▸ **Provided data**:
○ ○ ○ ○ ○ ○ ○

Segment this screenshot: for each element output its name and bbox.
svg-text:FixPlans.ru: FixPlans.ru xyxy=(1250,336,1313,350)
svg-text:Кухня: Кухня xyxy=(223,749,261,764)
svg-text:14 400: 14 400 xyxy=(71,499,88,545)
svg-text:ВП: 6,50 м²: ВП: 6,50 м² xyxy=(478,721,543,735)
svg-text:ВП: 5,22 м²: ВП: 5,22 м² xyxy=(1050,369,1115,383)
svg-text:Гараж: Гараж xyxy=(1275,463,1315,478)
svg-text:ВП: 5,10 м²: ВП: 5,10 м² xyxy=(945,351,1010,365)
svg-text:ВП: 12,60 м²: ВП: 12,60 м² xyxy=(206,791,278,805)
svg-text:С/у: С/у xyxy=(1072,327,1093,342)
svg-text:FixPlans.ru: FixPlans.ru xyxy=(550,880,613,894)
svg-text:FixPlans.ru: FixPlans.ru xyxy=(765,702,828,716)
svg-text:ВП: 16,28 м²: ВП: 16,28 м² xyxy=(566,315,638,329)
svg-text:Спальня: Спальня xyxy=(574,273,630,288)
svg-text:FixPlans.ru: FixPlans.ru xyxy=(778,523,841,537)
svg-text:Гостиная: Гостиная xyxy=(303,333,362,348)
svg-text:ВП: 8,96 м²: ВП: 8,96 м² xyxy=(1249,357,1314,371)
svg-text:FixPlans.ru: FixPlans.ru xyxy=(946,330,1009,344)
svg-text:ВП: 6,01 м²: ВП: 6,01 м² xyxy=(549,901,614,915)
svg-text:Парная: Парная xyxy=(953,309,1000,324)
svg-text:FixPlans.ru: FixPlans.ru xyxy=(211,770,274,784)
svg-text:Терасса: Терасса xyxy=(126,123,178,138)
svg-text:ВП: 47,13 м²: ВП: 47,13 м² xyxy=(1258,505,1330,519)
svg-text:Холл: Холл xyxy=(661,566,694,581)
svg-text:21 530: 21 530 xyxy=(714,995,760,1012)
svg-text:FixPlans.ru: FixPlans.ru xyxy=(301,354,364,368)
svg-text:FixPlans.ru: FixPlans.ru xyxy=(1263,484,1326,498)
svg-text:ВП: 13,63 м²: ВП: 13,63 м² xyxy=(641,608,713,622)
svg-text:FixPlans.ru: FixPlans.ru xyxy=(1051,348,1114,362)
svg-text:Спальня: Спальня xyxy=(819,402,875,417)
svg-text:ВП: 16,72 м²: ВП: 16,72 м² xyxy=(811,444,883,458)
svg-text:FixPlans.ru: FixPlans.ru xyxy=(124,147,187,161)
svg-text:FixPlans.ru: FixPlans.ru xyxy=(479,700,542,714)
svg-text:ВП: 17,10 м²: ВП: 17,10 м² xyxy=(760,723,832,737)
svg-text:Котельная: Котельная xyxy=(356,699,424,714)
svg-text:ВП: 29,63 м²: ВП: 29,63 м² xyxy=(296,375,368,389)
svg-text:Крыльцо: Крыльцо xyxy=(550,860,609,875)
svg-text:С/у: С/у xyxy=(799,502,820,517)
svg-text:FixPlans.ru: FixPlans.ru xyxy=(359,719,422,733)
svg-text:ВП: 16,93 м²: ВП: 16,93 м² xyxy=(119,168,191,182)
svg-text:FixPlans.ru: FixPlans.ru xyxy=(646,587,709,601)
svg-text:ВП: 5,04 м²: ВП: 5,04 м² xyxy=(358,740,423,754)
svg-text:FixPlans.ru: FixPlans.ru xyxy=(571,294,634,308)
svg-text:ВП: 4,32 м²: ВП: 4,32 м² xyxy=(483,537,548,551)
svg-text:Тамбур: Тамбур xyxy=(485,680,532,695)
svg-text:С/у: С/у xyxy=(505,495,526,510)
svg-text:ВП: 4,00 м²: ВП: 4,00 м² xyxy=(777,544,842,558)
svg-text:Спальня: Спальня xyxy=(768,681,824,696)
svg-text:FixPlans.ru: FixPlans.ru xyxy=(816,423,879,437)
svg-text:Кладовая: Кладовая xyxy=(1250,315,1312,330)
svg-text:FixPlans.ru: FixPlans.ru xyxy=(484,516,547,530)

○ ○ ○ ○ ○ ○ ○

Reproduce the lines word for word, starting with the first one and going on through the line with "svg-text:С/у: С/у xyxy=(799,502,820,517)".

Segment this screenshot: for each element output its name and bbox.
svg-text:FixPlans.ru: FixPlans.ru xyxy=(1250,336,1313,350)
svg-text:Кухня: Кухня xyxy=(223,749,261,764)
svg-text:14 400: 14 400 xyxy=(71,499,88,545)
svg-text:ВП: 6,50 м²: ВП: 6,50 м² xyxy=(478,721,543,735)
svg-text:ВП: 5,22 м²: ВП: 5,22 м² xyxy=(1050,369,1115,383)
svg-text:Гараж: Гараж xyxy=(1275,463,1315,478)
svg-text:ВП: 5,10 м²: ВП: 5,10 м² xyxy=(945,351,1010,365)
svg-text:ВП: 12,60 м²: ВП: 12,60 м² xyxy=(206,791,278,805)
svg-text:С/у: С/у xyxy=(1072,327,1093,342)
svg-text:FixPlans.ru: FixPlans.ru xyxy=(550,880,613,894)
svg-text:FixPlans.ru: FixPlans.ru xyxy=(765,702,828,716)
svg-text:ВП: 16,28 м²: ВП: 16,28 м² xyxy=(566,315,638,329)
svg-text:Спальня: Спальня xyxy=(574,273,630,288)
svg-text:FixPlans.ru: FixPlans.ru xyxy=(778,523,841,537)
svg-text:Гостиная: Гостиная xyxy=(303,333,362,348)
svg-text:ВП: 8,96 м²: ВП: 8,96 м² xyxy=(1249,357,1314,371)
svg-text:FixPlans.ru: FixPlans.ru xyxy=(946,330,1009,344)
svg-text:ВП: 6,01 м²: ВП: 6,01 м² xyxy=(549,901,614,915)
svg-text:Парная: Парная xyxy=(953,309,1000,324)
svg-text:FixPlans.ru: FixPlans.ru xyxy=(211,770,274,784)
svg-text:Терасса: Терасса xyxy=(126,123,178,138)
svg-text:ВП: 47,13 м²: ВП: 47,13 м² xyxy=(1258,505,1330,519)
svg-text:Холл: Холл xyxy=(661,566,694,581)
svg-text:21 530: 21 530 xyxy=(714,995,760,1012)
svg-text:FixPlans.ru: FixPlans.ru xyxy=(301,354,364,368)
svg-text:FixPlans.ru: FixPlans.ru xyxy=(1263,484,1326,498)
svg-text:ВП: 13,63 м²: ВП: 13,63 м² xyxy=(641,608,713,622)
svg-text:FixPlans.ru: FixPlans.ru xyxy=(1051,348,1114,362)
svg-text:Спальня: Спальня xyxy=(819,402,875,417)
svg-text:ВП: 16,72 м²: ВП: 16,72 м² xyxy=(811,444,883,458)
svg-text:FixPlans.ru: FixPlans.ru xyxy=(124,147,187,161)
svg-text:FixPlans.ru: FixPlans.ru xyxy=(479,700,542,714)
svg-text:ВП: 17,10 м²: ВП: 17,10 м² xyxy=(760,723,832,737)
svg-text:Котельная: Котельная xyxy=(356,699,424,714)
svg-text:ВП: 29,63 м²: ВП: 29,63 м² xyxy=(296,375,368,389)
svg-text:Крыльцо: Крыльцо xyxy=(550,860,609,875)
svg-text:С/у: С/у xyxy=(799,502,820,517)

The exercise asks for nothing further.